## WHAT NEEDS TO BE DONE
Read the listing and extract each line that includes the word "Arcseconds".

## DATA SECTION
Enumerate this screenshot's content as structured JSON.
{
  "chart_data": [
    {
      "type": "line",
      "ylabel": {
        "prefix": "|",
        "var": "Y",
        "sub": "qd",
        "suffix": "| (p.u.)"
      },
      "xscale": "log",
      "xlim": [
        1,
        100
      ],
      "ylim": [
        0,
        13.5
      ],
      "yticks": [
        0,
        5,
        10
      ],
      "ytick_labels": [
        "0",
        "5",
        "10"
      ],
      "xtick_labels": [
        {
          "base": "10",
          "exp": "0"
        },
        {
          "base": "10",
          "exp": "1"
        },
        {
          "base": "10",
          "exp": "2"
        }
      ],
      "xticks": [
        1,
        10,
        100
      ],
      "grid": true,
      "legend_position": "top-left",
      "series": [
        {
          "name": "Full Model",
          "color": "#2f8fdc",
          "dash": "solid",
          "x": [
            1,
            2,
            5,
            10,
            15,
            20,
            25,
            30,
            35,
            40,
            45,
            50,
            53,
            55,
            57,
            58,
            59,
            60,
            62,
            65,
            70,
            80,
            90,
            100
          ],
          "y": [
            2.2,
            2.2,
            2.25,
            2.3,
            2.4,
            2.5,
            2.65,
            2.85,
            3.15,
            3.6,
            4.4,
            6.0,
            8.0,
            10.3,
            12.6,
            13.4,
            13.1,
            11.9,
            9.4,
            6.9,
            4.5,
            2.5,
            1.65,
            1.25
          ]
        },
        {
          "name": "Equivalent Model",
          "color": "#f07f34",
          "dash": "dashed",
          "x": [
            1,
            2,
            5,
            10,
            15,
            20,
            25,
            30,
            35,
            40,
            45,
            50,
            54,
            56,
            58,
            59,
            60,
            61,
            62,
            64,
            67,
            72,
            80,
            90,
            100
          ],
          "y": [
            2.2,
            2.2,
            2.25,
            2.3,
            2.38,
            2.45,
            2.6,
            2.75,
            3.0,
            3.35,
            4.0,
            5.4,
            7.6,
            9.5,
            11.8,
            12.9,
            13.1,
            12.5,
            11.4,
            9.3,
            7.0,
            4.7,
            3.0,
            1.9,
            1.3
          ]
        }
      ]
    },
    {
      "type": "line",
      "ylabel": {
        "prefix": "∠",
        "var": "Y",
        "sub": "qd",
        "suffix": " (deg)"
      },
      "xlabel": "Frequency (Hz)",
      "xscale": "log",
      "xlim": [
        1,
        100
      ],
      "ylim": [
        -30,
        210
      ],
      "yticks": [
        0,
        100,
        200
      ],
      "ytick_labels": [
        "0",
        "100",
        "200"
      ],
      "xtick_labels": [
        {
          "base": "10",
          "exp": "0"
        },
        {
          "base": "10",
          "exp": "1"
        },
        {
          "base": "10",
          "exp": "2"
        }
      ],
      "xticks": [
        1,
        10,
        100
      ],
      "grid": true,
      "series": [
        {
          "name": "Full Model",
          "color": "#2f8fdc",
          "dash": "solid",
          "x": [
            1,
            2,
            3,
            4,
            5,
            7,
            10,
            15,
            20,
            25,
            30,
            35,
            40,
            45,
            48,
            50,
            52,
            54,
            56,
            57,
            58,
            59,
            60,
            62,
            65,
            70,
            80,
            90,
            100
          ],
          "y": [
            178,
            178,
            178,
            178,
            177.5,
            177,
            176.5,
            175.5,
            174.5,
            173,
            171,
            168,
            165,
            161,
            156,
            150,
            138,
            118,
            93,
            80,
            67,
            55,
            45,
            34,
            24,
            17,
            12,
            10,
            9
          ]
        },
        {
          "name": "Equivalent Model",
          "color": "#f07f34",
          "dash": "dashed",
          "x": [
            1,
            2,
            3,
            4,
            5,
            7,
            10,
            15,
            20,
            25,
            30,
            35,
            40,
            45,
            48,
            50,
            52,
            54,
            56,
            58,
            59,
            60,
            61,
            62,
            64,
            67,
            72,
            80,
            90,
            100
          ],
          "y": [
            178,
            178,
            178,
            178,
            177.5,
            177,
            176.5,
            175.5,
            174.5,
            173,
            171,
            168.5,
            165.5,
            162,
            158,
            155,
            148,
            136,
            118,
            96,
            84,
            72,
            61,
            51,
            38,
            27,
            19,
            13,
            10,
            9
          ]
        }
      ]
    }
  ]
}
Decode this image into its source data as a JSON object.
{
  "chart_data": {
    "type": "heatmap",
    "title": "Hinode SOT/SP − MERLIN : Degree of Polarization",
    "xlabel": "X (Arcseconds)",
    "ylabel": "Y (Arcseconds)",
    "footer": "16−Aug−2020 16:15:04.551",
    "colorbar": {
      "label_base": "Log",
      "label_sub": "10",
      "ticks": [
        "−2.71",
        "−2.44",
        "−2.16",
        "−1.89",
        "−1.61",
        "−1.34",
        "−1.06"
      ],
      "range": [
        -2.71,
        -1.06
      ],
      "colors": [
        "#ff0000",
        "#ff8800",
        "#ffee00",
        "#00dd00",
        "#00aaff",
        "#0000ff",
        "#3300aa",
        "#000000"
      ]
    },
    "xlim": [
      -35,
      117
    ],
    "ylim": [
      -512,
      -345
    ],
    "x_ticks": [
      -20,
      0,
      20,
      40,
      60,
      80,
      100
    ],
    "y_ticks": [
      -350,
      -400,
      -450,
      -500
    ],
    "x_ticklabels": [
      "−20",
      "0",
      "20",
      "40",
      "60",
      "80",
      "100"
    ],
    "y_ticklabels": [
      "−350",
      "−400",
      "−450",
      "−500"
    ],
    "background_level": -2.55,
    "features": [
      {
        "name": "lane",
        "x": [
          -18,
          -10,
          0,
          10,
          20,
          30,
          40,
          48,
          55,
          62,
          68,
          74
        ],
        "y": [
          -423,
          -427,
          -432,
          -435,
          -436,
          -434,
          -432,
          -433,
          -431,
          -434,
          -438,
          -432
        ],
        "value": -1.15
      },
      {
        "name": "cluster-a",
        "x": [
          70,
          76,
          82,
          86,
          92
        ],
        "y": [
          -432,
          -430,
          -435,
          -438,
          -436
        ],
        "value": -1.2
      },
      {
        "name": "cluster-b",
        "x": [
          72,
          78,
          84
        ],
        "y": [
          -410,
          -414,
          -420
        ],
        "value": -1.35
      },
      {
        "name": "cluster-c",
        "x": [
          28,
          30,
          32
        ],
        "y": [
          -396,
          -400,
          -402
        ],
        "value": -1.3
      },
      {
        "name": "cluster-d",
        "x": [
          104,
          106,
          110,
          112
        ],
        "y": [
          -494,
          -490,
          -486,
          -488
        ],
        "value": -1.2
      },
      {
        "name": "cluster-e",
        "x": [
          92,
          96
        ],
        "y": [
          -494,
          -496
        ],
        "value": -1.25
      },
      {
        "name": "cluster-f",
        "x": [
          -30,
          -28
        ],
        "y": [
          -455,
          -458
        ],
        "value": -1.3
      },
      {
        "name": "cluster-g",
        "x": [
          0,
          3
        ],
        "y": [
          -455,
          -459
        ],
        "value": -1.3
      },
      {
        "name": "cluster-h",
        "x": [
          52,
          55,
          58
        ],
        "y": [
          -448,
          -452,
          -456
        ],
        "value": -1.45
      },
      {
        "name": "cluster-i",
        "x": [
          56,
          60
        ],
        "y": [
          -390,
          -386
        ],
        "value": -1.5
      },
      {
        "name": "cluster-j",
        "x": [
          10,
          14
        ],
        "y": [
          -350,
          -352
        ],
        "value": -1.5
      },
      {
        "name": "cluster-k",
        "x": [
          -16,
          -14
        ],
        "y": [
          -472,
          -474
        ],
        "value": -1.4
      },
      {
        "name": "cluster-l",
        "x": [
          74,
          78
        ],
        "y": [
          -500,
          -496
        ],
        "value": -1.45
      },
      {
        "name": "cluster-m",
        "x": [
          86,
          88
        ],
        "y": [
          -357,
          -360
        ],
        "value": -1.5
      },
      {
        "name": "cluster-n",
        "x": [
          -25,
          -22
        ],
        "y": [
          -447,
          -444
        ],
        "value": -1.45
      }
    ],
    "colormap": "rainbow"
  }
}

## TASK RESPONSE
    "xlabel": "X (Arcseconds)",
    "ylabel": "Y (Arcseconds)",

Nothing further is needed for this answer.